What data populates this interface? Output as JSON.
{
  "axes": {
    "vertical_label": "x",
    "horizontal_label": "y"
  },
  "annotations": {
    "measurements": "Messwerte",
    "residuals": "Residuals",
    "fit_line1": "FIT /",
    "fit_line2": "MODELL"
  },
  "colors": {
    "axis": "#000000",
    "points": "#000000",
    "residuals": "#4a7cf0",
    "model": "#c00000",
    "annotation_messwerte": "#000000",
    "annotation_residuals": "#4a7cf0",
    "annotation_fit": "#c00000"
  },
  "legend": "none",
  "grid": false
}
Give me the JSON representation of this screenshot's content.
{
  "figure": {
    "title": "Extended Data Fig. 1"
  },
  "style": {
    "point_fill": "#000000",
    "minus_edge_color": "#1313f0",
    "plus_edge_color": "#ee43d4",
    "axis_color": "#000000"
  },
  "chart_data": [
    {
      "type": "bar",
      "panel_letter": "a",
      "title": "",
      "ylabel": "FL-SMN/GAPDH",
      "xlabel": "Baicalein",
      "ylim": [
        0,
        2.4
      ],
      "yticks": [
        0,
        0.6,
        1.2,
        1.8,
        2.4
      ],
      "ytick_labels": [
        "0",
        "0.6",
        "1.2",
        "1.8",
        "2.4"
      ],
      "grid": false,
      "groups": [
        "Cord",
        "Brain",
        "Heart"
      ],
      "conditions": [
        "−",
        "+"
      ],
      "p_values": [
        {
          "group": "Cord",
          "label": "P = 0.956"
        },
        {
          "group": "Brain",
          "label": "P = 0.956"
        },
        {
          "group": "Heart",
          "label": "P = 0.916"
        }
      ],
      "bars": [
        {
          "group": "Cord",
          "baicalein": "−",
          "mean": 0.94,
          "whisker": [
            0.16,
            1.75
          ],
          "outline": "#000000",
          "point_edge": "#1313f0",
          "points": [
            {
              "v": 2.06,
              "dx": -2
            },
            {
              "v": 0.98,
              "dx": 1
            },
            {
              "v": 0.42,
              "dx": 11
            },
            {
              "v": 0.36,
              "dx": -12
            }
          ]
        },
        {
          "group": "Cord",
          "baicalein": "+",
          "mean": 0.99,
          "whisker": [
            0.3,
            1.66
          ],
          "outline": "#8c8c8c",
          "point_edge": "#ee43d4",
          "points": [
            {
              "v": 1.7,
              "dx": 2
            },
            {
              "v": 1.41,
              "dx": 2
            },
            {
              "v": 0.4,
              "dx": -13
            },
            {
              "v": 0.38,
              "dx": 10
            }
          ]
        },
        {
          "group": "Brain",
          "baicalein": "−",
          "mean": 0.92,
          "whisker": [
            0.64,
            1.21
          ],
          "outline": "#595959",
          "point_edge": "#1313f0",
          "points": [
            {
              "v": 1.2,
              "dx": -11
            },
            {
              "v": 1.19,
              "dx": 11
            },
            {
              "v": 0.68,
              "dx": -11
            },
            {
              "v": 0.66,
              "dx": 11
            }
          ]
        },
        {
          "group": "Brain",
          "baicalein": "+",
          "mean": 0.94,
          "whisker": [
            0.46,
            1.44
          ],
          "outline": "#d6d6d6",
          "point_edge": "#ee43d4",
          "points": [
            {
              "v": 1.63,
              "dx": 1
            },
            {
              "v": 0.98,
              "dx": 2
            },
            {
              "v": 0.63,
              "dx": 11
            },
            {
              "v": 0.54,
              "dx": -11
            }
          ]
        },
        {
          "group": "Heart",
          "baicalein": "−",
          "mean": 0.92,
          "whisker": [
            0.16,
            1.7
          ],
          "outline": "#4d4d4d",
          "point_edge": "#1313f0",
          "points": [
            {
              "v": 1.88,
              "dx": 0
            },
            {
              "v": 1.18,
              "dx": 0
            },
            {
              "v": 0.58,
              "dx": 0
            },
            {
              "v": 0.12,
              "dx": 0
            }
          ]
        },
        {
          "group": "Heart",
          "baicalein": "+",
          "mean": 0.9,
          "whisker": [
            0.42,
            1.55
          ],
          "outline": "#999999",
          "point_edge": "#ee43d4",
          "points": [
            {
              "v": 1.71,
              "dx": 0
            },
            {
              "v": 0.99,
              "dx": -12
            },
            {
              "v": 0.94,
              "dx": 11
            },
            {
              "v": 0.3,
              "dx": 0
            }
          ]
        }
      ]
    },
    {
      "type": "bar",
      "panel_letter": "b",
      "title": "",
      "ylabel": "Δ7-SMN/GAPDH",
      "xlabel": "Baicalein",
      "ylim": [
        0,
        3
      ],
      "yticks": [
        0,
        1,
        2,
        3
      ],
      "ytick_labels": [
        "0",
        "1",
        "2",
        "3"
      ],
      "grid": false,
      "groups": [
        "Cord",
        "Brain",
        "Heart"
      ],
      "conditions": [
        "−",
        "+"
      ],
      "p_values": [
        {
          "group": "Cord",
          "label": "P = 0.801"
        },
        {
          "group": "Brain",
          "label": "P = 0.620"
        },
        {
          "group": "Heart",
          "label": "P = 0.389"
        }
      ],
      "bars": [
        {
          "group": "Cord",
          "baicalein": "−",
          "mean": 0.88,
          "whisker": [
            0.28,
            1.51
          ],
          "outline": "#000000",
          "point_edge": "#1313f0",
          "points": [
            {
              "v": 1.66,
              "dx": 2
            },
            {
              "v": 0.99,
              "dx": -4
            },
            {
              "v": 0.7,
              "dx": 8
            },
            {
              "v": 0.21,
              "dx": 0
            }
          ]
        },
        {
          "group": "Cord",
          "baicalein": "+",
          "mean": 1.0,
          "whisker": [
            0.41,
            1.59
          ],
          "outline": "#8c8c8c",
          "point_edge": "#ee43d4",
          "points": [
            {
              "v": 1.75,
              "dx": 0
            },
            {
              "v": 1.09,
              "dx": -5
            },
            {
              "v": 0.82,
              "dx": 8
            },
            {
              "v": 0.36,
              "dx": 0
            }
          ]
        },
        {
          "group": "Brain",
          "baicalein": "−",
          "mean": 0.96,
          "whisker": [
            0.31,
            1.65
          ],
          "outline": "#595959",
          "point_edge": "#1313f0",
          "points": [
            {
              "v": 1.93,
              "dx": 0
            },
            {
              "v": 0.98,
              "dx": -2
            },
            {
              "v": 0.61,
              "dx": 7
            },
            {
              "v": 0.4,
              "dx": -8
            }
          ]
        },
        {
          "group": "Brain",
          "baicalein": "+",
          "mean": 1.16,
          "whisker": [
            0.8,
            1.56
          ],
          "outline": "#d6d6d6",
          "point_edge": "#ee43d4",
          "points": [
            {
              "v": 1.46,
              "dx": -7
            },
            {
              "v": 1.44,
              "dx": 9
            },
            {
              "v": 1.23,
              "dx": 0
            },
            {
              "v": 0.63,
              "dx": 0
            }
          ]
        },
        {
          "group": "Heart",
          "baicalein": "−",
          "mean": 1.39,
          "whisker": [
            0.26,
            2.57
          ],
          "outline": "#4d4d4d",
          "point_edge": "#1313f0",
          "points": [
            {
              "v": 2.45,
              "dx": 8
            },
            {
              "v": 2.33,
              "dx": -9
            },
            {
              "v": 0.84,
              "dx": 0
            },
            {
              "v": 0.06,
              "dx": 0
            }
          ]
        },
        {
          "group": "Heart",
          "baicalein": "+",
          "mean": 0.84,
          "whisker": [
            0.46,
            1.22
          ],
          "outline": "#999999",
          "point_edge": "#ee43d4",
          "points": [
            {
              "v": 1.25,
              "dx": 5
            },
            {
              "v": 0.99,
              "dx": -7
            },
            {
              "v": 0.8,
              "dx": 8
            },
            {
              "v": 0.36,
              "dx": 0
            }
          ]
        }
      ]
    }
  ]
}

What is expected:
Gather up the lines containing the word "this" from these records and copy them.

The result:
What data populates this interface? Output as JSON.
Give me the JSON representation of this screenshot's content.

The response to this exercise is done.